▸ **Set task**: Report how many lines hold the word "observation"; give nothing but the number.

[Figure content listings]

------------------------------------------------------------

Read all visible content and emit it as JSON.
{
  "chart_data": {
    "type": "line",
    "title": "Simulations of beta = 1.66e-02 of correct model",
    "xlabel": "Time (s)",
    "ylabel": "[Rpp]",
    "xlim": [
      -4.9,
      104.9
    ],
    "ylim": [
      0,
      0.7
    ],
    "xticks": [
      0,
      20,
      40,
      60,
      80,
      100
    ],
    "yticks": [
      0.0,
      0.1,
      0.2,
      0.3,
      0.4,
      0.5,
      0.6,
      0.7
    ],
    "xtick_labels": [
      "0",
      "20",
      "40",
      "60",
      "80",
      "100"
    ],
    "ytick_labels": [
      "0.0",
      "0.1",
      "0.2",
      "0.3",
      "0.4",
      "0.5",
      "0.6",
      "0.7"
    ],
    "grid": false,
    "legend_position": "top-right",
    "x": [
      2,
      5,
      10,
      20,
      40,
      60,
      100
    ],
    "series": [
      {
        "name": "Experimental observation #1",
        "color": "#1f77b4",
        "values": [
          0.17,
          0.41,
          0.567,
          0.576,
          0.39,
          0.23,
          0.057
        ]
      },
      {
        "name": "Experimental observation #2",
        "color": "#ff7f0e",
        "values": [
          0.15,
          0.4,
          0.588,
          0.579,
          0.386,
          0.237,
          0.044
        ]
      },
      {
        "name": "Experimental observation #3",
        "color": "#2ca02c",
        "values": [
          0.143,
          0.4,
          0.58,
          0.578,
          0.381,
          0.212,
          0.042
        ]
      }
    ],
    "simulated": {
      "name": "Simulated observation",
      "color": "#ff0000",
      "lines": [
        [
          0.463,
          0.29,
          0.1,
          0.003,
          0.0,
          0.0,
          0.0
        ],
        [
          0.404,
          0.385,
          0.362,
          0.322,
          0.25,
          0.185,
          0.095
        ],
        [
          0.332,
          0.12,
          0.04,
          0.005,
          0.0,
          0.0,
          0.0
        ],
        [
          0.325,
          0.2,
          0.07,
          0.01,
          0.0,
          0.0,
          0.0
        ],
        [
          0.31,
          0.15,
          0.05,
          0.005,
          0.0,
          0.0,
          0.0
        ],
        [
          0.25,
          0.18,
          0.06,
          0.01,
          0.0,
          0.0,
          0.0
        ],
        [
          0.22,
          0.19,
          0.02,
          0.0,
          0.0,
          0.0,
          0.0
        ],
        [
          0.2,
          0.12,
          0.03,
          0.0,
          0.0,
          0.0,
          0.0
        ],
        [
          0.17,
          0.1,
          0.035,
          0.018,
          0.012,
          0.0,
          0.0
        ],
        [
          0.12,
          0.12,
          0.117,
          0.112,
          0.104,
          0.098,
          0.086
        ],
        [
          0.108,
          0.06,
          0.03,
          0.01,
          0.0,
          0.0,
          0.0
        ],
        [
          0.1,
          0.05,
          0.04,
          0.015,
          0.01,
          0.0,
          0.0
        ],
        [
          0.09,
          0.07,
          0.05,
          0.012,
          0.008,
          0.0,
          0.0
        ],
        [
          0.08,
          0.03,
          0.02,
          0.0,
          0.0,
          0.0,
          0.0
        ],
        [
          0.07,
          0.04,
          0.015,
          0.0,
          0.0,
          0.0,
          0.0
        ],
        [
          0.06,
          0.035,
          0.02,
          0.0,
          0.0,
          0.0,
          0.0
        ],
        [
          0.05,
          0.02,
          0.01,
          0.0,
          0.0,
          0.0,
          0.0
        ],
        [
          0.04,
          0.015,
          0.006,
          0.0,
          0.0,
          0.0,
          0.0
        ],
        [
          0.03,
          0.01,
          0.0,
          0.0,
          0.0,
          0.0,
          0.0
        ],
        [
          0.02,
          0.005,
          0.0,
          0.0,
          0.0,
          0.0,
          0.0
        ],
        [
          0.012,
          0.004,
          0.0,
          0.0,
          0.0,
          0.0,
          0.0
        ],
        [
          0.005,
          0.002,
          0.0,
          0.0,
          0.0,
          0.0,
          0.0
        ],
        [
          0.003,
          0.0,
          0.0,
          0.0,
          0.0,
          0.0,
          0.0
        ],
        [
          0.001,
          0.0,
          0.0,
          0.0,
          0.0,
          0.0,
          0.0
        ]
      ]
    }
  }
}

------------------------------------------------------------

▸ **Problem solution**: 4